(Data extracted from a collection)
§ §

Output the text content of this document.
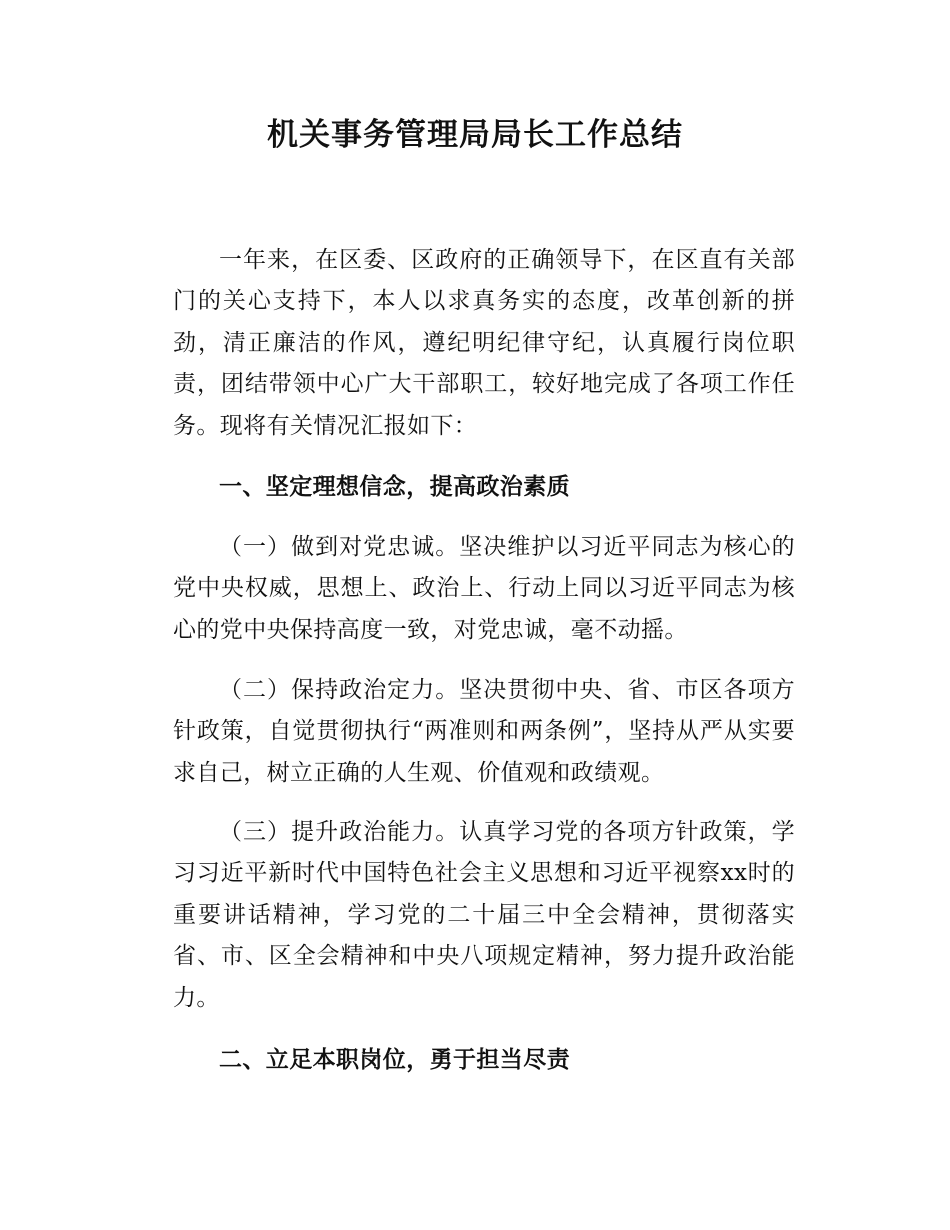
机关事务管理局局长工作总结

一年来，在区委、区政府的正确领导下，在区直有关部门的关心支持下，本人以求真务实的态度，改革创新的拼劲，清正廉洁的作风，遵纪明纪律守纪，认真履行岗位职责，团结带领中心广大干部职工，较好地完成了各项工作任务。现将有关情况汇报如下：

一、坚定理想信念，提高政治素质

（一）做到对党忠诚。坚决维护以习近平同志为核心的党中央权威，思想上、政治上、行动上同以习近平同志为核心的党中央保持高度一致，对党忠诚，毫不动摇。

（二）保持政治定力。坚决贯彻中央、省、市区各项方针政策，自觉贯彻执行“两准则和两条例”，坚持从严从实要求自己，树立正确的人生观、价值观和政绩观。

（三）提升政治能力。认真学习党的各项方针政策，学习习近平新时代中国特色社会主义思想和习近平视察xx时的重要讲话精神，学习党的二十届三中全会精神，贯彻落实省、市、区全会精神和中央八项规定精神，努力提升政治能力。

二、立足本职岗位，勇于担当尽责
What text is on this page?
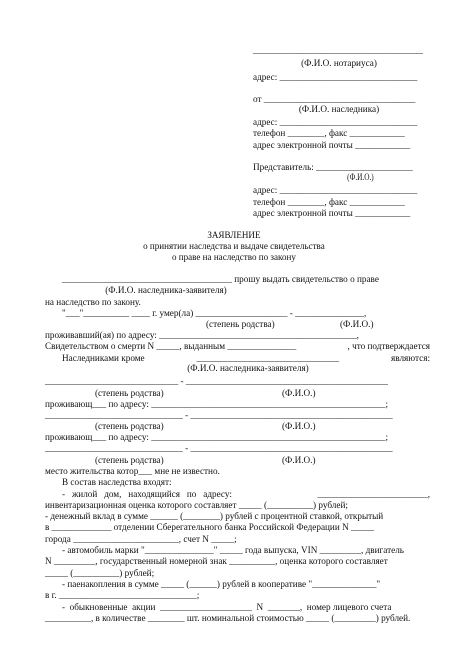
_____________________________________
(Ф.И.О. нотариуса)
адрес: ______________________________
от _________________________________
(Ф.И.О. наследника)
адрес: ______________________________
телефон ________, факс ____________
адрес электронной почты ____________
Представитель: _____________________
(Ф.И.О.)
адрес: ______________________________
телефон ________, факс ____________
адрес электронной почты ____________
ЗАЯВЛЕНИЕ
о принятии наследства и выдаче свидетельства
о праве на наследство по закону
_____________________________________ прошу выдать свидетельство о праве
(Ф.И.О. наследника-заявителя)
на наследство по закону.
"___"__________ ____ г. умер(ла) ____________________ - _______________,
(степень родства)	(Ф.И.О.)
проживавший(ая) по адресу: ___________________________________________,
Свидетельством о смерти N _____, выданным _______________	, что подтверждается
Наследниками кроме	_______________________________	являются:
(Ф.И.О. наследника-заявителя)
_____________________________ - ____________________________________________
(степень родства)	(Ф.И.О.)
проживающ___ по адресу: ___________________________________________________;
______________________________ - ____________________________________________
(степень родства)	(Ф.И.О.)
проживающ___ по адресу: ___________________________________________________;
______________________________ - ____________________________________________
(степень родства)	(Ф.И.О.)
место жительства котор___ мне не известно.
В состав наследства входят:
-   жилой   дом,   находящийся   по   адресу:	________________________,
инвентаризационная оценка которого составляет _____ (__________) рублей;
- денежный вклад в сумме ______ (________) рублей с процентной ставкой, открытый
в _____________ отделении Сберегательного банка Российской Федерации N _____
города _______________________, счет N _____;
- автомобиль марки "_______________" _____ года выпуска, VIN _________, двигатель
N _________, государственный номерной знак __________, оценка которого составляет
_____ (__________) рублей;
- паенакопления в сумме _____ (______) рублей в кооперативе "______________"
в г. ______________________________;
-  обыкновенные  акции  ____________________  N  _______,  номер лицевого счета
__________, в количестве ________ шт. номинальной стоимостью _____ (_________) рублей.
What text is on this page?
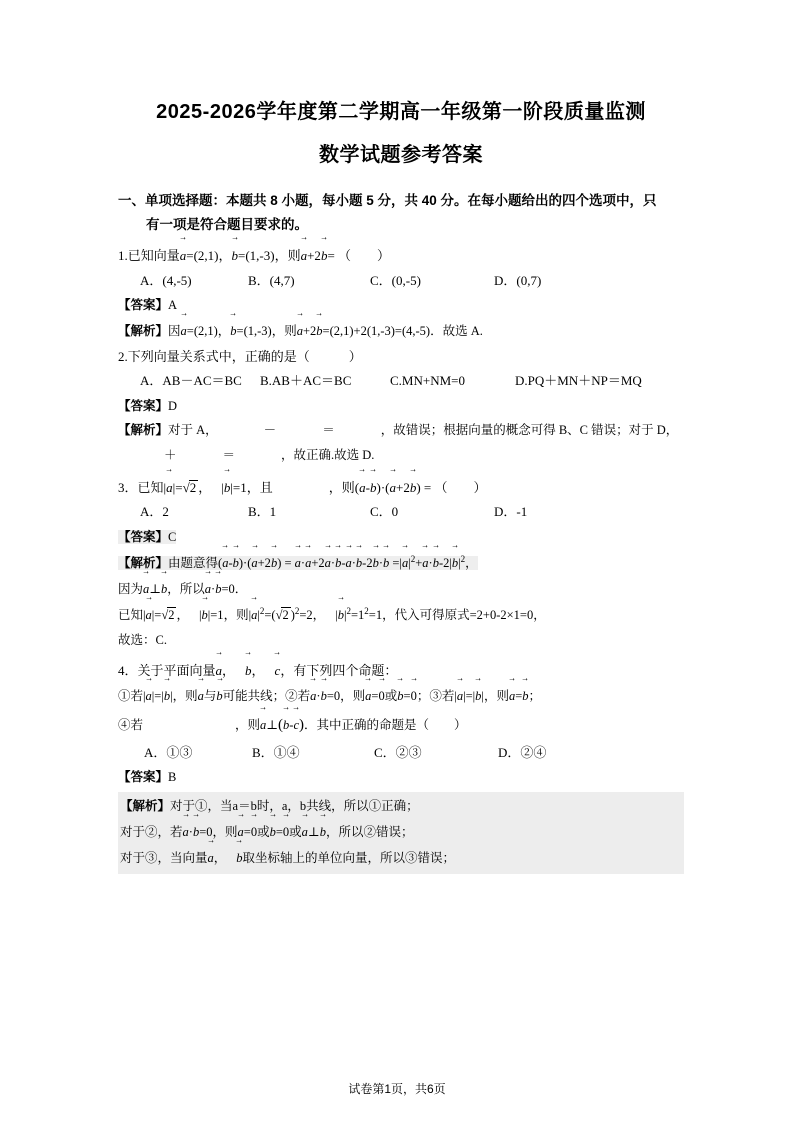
2025-2026学年度第二学期高一年级第一阶段质量监测
数学试题参考答案
一、单项选择题：本题共 8 小题，每小题 5 分，共 40 分。在每小题给出的四个选项中，只
有一项是符合题目要求的。
1.已知向量→ a=(2,1)，→ b=(1,-3)，则→ a+2→ b= （　　）
A．(4,-5)	B．(4,7)	C．(0,-5)	D．(0,7)
【答案】A
【解析】因→ a=(2,1)，→ b=(1,-3)，则→ a+2→ b=(2,1)+2(1,-3)=(4,-5)．故选 A.
2.下列向量关系式中，正确的是（　　　）
A．AB－AC＝BC	B.AB＋AC＝BC	C.MN+NM=0	D.PQ＋MN＋NP＝MQ
【答案】D
【解析】对于 A，	－	＝	，故错误；根据向量的概念可得 B、C 错误；对于 D，
＋	＝	，故正确.故选 D.
3．已知|→ a|=√2 ， |→ b|=1，且	，则(→ a-→ b)·(→ a+2→ b) = （　　）
A．2	B．1	C．0	D．-1
【答案】C
【解析】由题意得(→ a-→ b)·(→ a+2→ b) = → a·→ a+2→ a·→ b-→ a·→ b-2→ b·→ b =|→ $a|^2+\to a\cdot\to b-2|\to b|^2$，
因为→ a⊥→ b，所以→ a·→ b=0．
已知|→ a|=√2 ， |→ b|=1，则|→ $a|^2=(√2$ )$^2$=2， |→ $b|^2=1^2=1$，代入可得原式=2+0-2×1=0，
故选：C.
4．关于平面向量→ a， → b， → c，有下列四个命题：
①若|→ a|=|→ b|，则→ a与→ b可能共线；②若→ a·→ b=0，则→ a=→ 0或→ b=→ 0；③若|→ a|=|→ b|，则→ a=→ b；
④若	，则→ a⊥(→ b-→ c)．其中正确的命题是（　　）
A．①③	B．①④	C．②③	D．②④
【答案】B
【解析】对于①，当a＝b时，a，b共线，所以①正确；
对于②，若→ a·→ b=0，则→ a=→ 0或→ b=→ 0或→ a⊥→ b，所以②错误；
对于③，当向量→ a， → b取坐标轴上的单位向量，所以③错误；
试卷第1页，共6页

§ §

## Stated exercise
Reproduce each line exactly, please, except for any pictures.

## Response to this exercise
Output the text content of this document.
机关事务管理局局长工作总结

一年来，在区委、区政府的正确领导下，在区直有关部门的关心支持下，本人以求真务实的态度，改革创新的拼劲，清正廉洁的作风，遵纪明纪律守纪，认真履行岗位职责，团结带领中心广大干部职工，较好地完成了各项工作任务。现将有关情况汇报如下：

一、坚定理想信念，提高政治素质

（一）做到对党忠诚。坚决维护以习近平同志为核心的党中央权威，思想上、政治上、行动上同以习近平同志为核心的党中央保持高度一致，对党忠诚，毫不动摇。

（二）保持政治定力。坚决贯彻中央、省、市区各项方针政策，自觉贯彻执行“两准则和两条例”，坚持从严从实要求自己，树立正确的人生观、价值观和政绩观。

（三）提升政治能力。认真学习党的各项方针政策，学习习近平新时代中国特色社会主义思想和习近平视察xx时的重要讲话精神，学习党的二十届三中全会精神，贯彻落实省、市、区全会精神和中央八项规定精神，努力提升政治能力。

二、立足本职岗位，勇于担当尽责
What text is on this page?
_____________________________________
(Ф.И.О. нотариуса)
адрес: ______________________________
от _________________________________
(Ф.И.О. наследника)
адрес: ______________________________
телефон ________, факс ____________
адрес электронной почты ____________
Представитель: _____________________
(Ф.И.О.)
адрес: ______________________________
телефон ________, факс ____________
адрес электронной почты ____________
ЗАЯВЛЕНИЕ
о принятии наследства и выдаче свидетельства
о праве на наследство по закону
_____________________________________ прошу выдать свидетельство о праве
(Ф.И.О. наследника-заявителя)
на наследство по закону.
"___"__________ ____ г. умер(ла) ____________________ - _______________,
(степень родства)	(Ф.И.О.)
проживавший(ая) по адресу: ___________________________________________,
Свидетельством о смерти N _____, выданным _______________	, что подтверждается
Наследниками кроме	_______________________________	являются:
(Ф.И.О. наследника-заявителя)
_____________________________ - ____________________________________________
(степень родства)	(Ф.И.О.)
проживающ___ по адресу: ___________________________________________________;
______________________________ - ____________________________________________
(степень родства)	(Ф.И.О.)
проживающ___ по адресу: ___________________________________________________;
______________________________ - ____________________________________________
(степень родства)	(Ф.И.О.)
место жительства котор___ мне не известно.
В состав наследства входят:
-   жилой   дом,   находящийся   по   адресу:	________________________,
инвентаризационная оценка которого составляет _____ (__________) рублей;
- денежный вклад в сумме ______ (________) рублей с процентной ставкой, открытый
в _____________ отделении Сберегательного банка Российской Федерации N _____
города _______________________, счет N _____;
- автомобиль марки "_______________" _____ года выпуска, VIN _________, двигатель
N _________, государственный номерной знак __________, оценка которого составляет
_____ (__________) рублей;
- паенакопления в сумме _____ (______) рублей в кооперативе "______________"
в г. ______________________________;
-  обыкновенные  акции  ____________________  N  _______,  номер лицевого счета
__________, в количестве ________ шт. номинальной стоимостью _____ (_________) рублей.
What text is on this page?
2025-2026学年度第二学期高一年级第一阶段质量监测
数学试题参考答案
一、单项选择题：本题共 8 小题，每小题 5 分，共 40 分。在每小题给出的四个选项中，只
有一项是符合题目要求的。
1.已知向量→ a=(2,1)，→ b=(1,-3)，则→ a+2→ b= （　　）
A．(4,-5)	B．(4,7)	C．(0,-5)	D．(0,7)
【答案】A
【解析】因→ a=(2,1)，→ b=(1,-3)，则→ a+2→ b=(2,1)+2(1,-3)=(4,-5)．故选 A.
2.下列向量关系式中，正确的是（　　　）
A．AB－AC＝BC	B.AB＋AC＝BC	C.MN+NM=0	D.PQ＋MN＋NP＝MQ
【答案】D
【解析】对于 A，	－	＝	，故错误；根据向量的概念可得 B、C 错误；对于 D，
＋	＝	，故正确.故选 D.
3．已知|→ a|=√2 ， |→ b|=1，且	，则(→ a-→ b)·(→ a+2→ b) = （　　）
A．2	B．1	C．0	D．-1
【答案】C
【解析】由题意得(→ a-→ b)·(→ a+2→ b) = → a·→ a+2→ a·→ b-→ a·→ b-2→ b·→ b =|→ $a|^2+\to a\cdot\to b-2|\to b|^2$，
因为→ a⊥→ b，所以→ a·→ b=0．
已知|→ a|=√2 ， |→ b|=1，则|→ $a|^2=(√2$ )$^2$=2， |→ $b|^2=1^2=1$，代入可得原式=2+0-2×1=0，
故选：C.
4．关于平面向量→ a， → b， → c，有下列四个命题：
①若|→ a|=|→ b|，则→ a与→ b可能共线；②若→ a·→ b=0，则→ a=→ 0或→ b=→ 0；③若|→ a|=|→ b|，则→ a=→ b；
④若	，则→ a⊥(→ b-→ c)．其中正确的命题是（　　）
A．①③	B．①④	C．②③	D．②④
【答案】B
【解析】对于①，当a＝b时，a，b共线，所以①正确；
对于②，若→ a·→ b=0，则→ a=→ 0或→ b=→ 0或→ a⊥→ b，所以②错误；
对于③，当向量→ a， → b取坐标轴上的单位向量，所以③错误；
试卷第1页，共6页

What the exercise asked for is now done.